■ **Objective**
Find each line with the word "What" and copy it.

■ **Dataset**
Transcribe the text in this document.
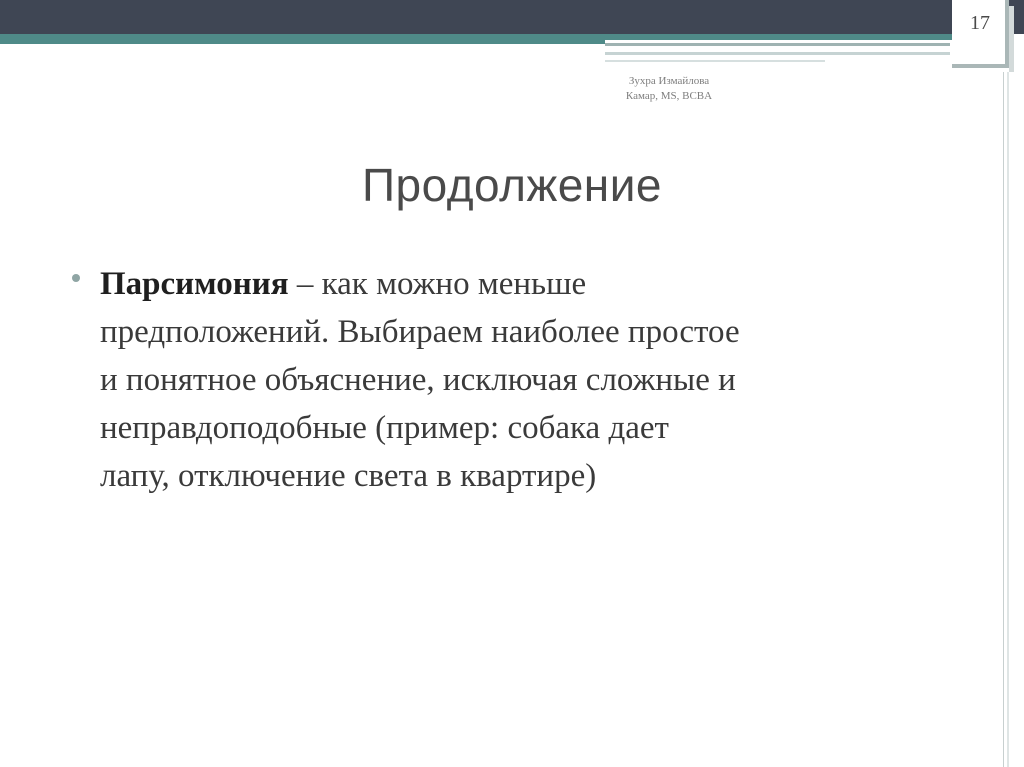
17
Зухра Измайлова
Камар, MS, BCBA
Продолжение
Парсимония – как можно меньше
предположений. Выбираем наиболее простое
и понятное объяснение, исключая сложные и
неправдоподобные (пример: собака дает
лапу, отключение света в квартире)
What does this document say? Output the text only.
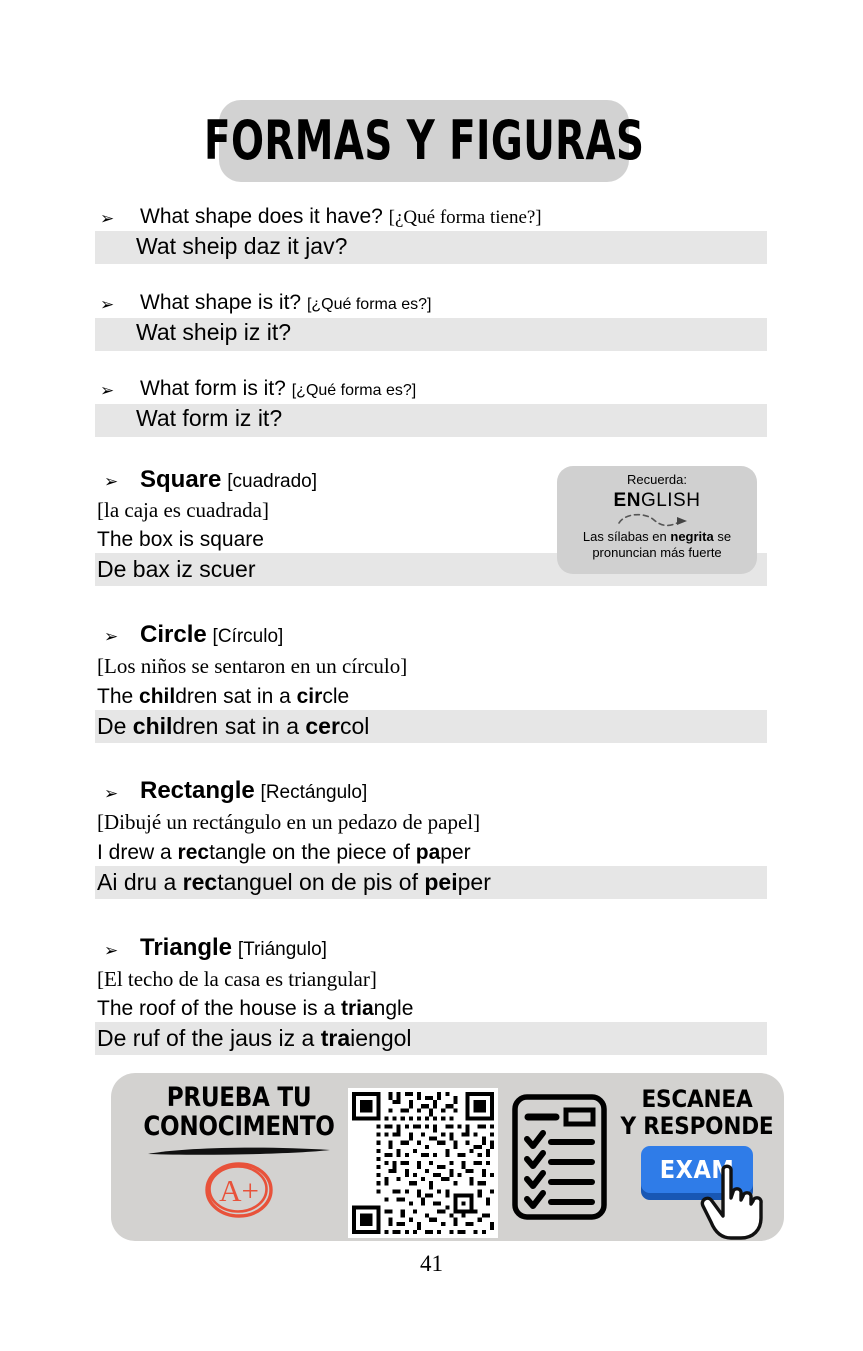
FORMAS Y FIGURAS
➢ What shape does it have? [¿Qué forma tiene?]
Wat sheip daz it jav?
➢ What shape is it? [¿Qué forma es?]
Wat sheip iz it?
➢ What form is it? [¿Qué forma es?]
Wat form iz it?
➢ Square [cuadrado]
[la caja es cuadrada]
The box is square
De bax iz scuer
Recuerda:
ENGLISH
Las sílabas en negrita se
pronuncian más fuerte
➢ Circle [Círculo]
[Los niños se sentaron en un círculo]
The children sat in a circle
De children sat in a cercol
➢ Rectangle [Rectángulo]
[Dibujé un rectángulo en un pedazo de papel]
I drew a rectangle on the piece of paper
Ai dru a rectanguel on de pis of peiper
➢ Triangle [Triángulo]
[El techo de la casa es triangular]
The roof of the house is a triangle
De ruf of the jaus iz a traiengol
PRUEBA TU
CONOCIMENTO
A+
ESCANEA
Y RESPONDE
EXAM
41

■ **Finished exercise**
What does this document say? Output the text only.
➢ What shape does it have? [¿Qué forma tiene?]
➢ What shape is it? [¿Qué forma es?]
➢ What form is it? [¿Qué forma es?]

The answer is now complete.